**YOUR INSTRUCTIONS**: Count every line that holds the string "title", then give that number alone.

Stored data
━━━━━━━━━━
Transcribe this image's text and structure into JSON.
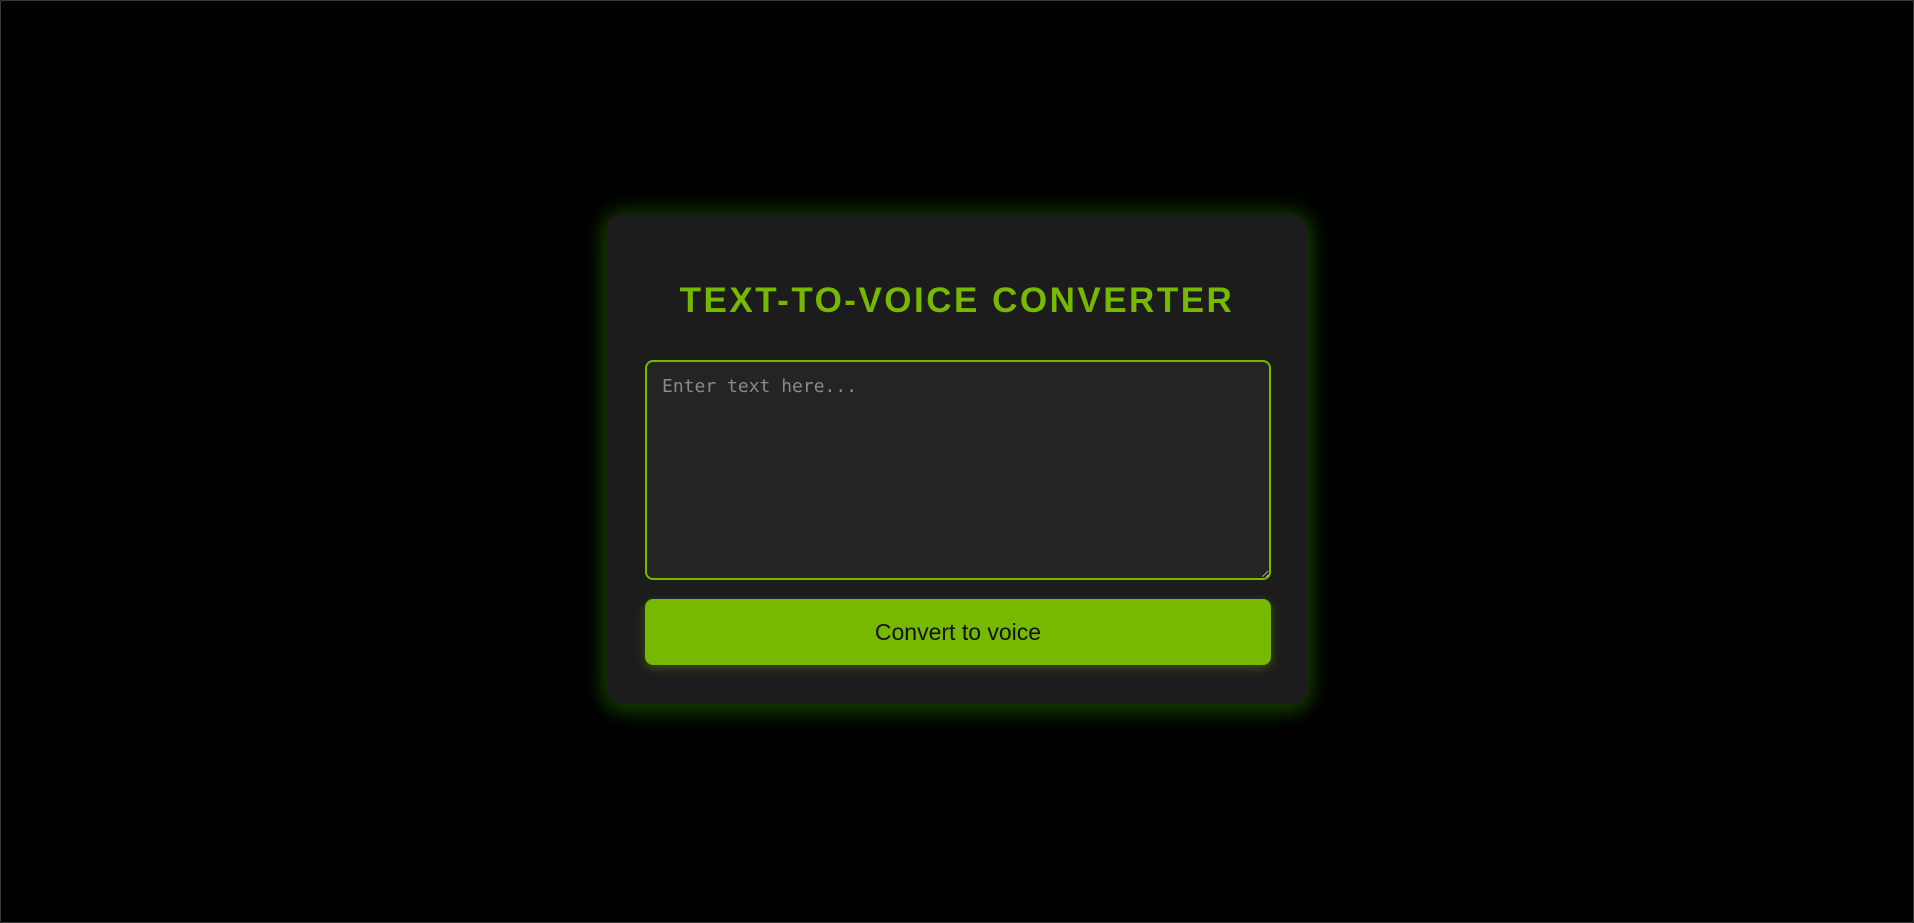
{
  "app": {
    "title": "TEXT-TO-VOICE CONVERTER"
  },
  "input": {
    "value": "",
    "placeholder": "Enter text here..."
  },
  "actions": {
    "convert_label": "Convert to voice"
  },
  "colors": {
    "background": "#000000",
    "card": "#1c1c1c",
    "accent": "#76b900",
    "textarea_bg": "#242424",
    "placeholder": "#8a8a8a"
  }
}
━━━━━━━━━━
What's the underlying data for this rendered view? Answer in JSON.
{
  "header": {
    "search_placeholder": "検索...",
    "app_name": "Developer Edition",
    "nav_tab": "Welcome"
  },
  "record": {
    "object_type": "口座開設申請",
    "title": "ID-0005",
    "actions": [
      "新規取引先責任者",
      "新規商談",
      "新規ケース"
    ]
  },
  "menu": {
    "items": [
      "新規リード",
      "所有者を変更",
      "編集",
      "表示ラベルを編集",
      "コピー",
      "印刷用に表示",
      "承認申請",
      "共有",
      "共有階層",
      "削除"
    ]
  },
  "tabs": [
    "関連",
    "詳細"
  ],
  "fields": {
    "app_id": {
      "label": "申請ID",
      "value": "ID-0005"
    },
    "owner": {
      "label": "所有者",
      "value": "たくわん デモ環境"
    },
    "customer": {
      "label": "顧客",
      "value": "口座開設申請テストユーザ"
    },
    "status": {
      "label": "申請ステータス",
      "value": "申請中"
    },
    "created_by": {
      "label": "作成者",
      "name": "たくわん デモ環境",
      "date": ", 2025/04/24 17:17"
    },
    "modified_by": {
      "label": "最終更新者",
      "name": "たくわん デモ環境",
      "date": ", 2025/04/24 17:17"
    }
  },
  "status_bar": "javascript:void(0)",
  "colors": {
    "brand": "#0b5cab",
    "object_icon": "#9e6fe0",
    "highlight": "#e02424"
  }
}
━━━━━━━━━━
**RESULT**: 2